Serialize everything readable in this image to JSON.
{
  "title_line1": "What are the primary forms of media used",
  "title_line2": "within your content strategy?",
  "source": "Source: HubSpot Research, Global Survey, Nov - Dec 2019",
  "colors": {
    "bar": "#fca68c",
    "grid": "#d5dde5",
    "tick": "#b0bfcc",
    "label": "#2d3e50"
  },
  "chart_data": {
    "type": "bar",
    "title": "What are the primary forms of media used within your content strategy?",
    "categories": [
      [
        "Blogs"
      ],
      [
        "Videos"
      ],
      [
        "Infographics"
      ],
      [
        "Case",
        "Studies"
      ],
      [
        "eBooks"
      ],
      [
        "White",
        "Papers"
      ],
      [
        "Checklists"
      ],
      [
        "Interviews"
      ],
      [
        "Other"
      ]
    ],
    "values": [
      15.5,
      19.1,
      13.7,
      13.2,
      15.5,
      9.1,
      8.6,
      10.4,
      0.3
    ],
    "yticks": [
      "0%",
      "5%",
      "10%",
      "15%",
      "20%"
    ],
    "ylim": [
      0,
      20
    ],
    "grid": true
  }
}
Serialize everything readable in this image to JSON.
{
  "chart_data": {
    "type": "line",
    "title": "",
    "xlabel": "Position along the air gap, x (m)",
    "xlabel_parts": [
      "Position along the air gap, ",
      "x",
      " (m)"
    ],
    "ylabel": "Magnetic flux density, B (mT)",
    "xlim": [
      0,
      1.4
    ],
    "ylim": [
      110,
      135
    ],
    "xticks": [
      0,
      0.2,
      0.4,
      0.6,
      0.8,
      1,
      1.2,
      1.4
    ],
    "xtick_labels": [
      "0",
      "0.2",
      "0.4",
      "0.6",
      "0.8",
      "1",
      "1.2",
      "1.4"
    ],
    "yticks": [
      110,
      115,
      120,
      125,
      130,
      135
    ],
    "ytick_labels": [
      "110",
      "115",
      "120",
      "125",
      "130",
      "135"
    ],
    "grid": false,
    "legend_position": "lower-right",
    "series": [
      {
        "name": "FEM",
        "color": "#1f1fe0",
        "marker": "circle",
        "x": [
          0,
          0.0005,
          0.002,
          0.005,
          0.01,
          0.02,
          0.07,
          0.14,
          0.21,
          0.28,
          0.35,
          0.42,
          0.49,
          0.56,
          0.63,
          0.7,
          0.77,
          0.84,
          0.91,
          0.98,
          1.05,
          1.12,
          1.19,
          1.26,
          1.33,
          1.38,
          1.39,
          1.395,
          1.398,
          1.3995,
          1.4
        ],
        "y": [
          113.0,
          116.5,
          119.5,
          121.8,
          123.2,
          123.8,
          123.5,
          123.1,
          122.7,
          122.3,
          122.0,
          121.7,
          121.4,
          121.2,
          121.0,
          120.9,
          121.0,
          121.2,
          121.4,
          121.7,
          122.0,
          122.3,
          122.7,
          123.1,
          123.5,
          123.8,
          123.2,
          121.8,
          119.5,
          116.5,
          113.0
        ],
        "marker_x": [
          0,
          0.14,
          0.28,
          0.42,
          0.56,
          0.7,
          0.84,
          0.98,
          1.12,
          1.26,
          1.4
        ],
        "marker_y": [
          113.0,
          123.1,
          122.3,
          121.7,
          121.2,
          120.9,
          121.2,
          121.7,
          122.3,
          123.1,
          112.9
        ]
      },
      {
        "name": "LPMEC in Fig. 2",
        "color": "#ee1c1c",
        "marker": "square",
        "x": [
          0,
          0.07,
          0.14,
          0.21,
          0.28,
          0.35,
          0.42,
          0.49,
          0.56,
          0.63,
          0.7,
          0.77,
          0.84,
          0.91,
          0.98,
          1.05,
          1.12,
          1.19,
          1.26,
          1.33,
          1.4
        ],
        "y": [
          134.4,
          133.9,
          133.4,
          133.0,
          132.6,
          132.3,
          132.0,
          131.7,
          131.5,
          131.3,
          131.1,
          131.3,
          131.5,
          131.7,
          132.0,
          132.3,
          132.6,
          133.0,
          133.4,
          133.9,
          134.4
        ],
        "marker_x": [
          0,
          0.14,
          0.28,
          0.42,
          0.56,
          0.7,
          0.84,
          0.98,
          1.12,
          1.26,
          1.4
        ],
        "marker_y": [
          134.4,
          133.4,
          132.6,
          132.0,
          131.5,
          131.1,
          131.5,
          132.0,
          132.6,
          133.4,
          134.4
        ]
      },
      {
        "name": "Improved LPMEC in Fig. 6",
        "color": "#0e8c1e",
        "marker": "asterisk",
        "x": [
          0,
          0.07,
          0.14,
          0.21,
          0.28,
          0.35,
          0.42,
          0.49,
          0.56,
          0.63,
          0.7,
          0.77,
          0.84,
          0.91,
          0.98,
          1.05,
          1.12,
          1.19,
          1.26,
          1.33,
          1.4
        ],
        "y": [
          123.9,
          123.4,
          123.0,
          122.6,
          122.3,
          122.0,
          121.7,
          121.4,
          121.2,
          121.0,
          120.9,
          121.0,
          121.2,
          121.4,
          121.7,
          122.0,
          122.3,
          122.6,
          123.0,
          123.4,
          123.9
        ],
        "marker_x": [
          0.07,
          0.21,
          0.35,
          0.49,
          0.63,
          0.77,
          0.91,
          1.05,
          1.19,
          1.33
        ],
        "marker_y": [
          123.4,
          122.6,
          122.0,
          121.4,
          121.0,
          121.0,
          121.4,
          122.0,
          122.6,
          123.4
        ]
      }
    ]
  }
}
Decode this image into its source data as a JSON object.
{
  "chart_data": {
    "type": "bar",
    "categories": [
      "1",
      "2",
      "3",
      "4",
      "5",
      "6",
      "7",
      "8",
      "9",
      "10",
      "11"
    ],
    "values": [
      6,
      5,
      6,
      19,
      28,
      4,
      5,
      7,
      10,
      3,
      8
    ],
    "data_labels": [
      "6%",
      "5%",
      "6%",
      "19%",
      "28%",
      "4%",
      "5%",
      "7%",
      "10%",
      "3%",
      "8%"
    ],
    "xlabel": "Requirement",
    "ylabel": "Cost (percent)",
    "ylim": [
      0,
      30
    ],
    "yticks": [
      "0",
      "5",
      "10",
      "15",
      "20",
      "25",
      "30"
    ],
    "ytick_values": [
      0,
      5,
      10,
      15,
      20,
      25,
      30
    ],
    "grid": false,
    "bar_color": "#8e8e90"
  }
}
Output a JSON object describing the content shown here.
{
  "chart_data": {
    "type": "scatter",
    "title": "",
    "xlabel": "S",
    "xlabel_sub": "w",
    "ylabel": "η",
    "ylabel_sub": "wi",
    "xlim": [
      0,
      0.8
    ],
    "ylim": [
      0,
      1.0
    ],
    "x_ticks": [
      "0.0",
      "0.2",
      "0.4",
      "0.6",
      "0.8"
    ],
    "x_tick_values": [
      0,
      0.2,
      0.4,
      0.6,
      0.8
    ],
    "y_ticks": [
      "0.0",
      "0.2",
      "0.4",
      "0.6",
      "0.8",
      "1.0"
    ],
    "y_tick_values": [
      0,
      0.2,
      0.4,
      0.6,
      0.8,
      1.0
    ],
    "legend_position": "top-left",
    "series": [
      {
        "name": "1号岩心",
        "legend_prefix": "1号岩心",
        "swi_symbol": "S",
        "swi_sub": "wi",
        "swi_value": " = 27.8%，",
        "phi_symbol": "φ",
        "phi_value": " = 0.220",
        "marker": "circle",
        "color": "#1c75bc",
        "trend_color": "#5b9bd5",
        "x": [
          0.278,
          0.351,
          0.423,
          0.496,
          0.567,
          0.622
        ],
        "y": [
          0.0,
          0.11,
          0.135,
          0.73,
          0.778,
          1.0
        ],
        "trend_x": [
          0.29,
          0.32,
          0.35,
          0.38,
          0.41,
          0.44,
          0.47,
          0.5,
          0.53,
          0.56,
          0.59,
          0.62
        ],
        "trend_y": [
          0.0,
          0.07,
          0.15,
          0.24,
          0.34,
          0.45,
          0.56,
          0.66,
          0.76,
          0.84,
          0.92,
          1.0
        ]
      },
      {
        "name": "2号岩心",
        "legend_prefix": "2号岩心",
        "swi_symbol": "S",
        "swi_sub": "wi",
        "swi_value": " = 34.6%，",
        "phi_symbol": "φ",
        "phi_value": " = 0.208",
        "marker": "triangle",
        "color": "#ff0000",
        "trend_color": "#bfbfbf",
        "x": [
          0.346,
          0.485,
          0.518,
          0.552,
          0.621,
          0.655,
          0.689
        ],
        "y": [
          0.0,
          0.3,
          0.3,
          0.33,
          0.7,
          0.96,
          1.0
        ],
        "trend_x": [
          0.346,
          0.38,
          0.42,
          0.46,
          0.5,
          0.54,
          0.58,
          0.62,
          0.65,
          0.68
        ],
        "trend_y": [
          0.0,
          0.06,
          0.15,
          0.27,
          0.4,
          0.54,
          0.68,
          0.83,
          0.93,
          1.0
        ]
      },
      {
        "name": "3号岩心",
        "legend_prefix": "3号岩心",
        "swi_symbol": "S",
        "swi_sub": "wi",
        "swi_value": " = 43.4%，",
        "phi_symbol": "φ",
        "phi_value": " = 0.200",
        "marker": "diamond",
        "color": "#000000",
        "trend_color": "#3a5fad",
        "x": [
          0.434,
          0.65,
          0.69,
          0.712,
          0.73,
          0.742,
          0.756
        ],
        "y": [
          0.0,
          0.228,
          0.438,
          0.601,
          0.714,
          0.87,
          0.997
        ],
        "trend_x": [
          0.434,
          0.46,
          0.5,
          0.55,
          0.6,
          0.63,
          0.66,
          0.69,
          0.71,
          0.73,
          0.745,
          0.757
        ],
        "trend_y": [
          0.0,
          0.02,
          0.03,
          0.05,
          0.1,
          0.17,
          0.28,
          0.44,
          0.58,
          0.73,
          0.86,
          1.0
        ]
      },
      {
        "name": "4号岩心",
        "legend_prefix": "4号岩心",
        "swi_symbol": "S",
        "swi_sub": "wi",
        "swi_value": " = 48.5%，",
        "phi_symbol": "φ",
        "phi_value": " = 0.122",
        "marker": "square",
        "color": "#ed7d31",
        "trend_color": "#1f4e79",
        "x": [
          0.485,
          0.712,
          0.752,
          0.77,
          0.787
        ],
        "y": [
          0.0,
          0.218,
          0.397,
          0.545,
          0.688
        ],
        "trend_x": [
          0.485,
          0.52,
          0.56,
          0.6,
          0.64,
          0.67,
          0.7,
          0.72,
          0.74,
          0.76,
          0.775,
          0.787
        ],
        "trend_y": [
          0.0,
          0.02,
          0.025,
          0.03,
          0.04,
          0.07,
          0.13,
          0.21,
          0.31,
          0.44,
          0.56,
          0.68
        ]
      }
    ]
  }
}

________________________

STATED EXERCISE - Extract all lines that hold the word "content".

RESPONSE -
  "title_line2": "within your content strategy?",
    "title": "What are the primary forms of media used within your content strategy?",
Output a JSON object describing the content shown here.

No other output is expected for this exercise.